YOUR GOAL: Go through the material and tally the lines containing the string "Ride". Give the total alone.

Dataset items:
◆ ◆ ◆ ◆ ◆

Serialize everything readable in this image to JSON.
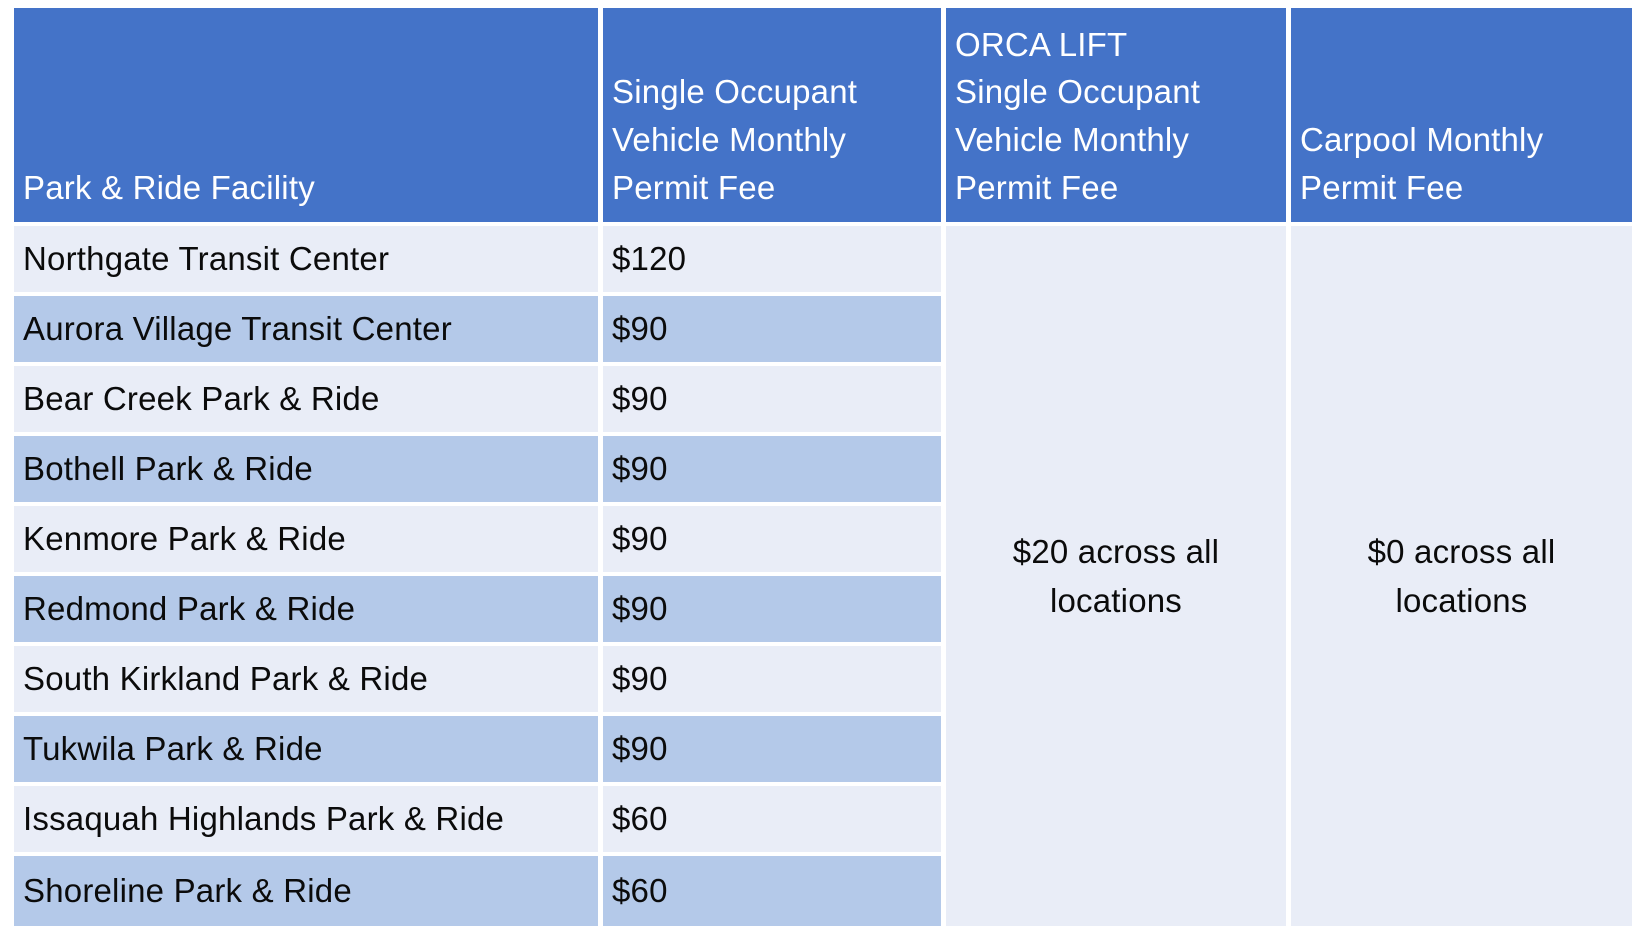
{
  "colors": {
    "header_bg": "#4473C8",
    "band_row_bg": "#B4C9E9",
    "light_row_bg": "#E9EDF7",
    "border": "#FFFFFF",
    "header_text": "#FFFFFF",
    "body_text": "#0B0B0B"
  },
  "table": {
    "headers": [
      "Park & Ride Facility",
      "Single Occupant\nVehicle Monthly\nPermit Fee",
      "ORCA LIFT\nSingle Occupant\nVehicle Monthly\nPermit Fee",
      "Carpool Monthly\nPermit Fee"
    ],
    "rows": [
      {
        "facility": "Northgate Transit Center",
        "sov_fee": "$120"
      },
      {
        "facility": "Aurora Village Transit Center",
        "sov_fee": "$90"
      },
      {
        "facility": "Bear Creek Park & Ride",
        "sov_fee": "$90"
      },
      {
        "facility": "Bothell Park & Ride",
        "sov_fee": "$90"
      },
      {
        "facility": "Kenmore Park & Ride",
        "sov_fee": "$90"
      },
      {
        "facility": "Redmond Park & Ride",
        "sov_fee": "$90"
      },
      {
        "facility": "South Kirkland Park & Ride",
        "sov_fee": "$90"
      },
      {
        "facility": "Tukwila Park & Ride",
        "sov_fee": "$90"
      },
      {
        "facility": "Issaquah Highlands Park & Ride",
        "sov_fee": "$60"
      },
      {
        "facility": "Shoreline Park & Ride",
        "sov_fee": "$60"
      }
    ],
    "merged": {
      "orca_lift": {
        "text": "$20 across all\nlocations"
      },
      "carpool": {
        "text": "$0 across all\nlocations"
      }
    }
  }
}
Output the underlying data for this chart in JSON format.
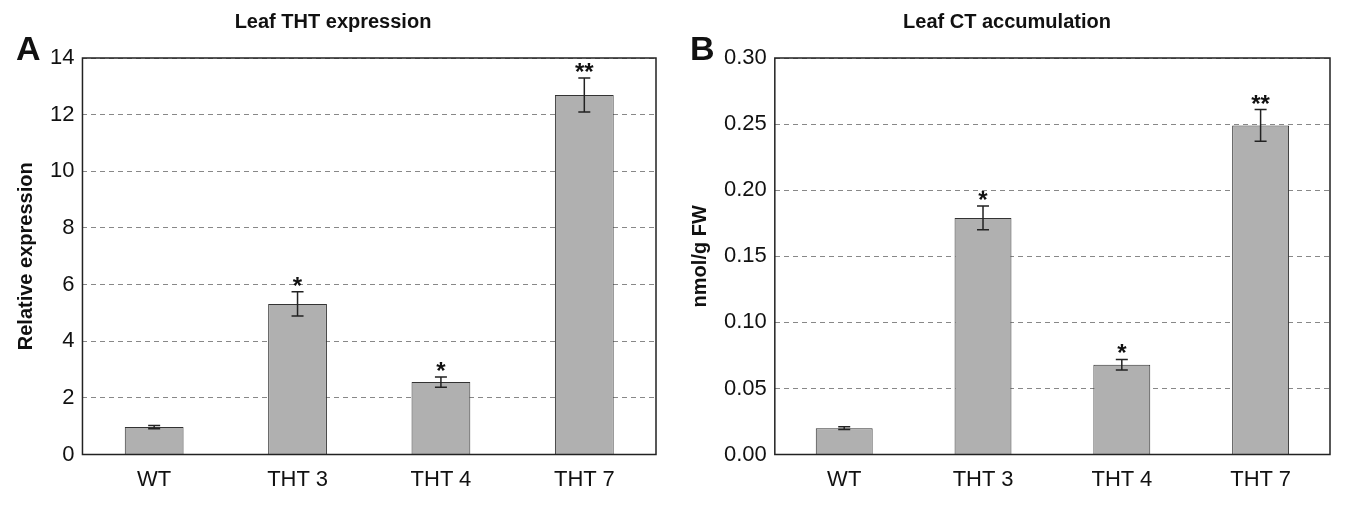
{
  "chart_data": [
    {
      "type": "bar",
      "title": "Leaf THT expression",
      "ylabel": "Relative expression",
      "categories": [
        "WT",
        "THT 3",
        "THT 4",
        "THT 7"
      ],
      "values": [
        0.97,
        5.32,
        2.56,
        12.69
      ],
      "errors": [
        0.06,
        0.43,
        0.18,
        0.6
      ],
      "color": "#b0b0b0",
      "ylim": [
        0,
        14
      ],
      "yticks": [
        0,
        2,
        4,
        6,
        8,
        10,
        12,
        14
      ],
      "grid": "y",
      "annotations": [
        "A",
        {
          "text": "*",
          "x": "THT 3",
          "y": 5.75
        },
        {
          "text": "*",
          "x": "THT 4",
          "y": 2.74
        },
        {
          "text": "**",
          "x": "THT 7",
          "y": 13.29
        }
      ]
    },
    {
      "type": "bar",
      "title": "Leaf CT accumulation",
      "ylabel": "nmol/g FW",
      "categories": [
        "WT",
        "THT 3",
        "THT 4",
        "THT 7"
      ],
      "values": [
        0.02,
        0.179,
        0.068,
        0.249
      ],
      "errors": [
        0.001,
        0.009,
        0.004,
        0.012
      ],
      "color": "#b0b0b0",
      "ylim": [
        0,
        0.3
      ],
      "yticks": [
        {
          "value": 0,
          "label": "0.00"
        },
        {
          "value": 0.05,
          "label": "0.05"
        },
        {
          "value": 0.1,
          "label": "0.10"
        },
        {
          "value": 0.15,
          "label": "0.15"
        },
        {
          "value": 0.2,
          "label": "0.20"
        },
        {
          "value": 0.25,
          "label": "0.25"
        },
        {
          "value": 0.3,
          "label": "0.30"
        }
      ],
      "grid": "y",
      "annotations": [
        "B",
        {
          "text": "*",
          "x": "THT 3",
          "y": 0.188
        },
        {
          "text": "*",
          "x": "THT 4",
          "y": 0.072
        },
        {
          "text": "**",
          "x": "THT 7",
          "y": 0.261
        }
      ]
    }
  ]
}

◆ ◆ ◆ ◆ ◆

SOLVED PROBLEM: 9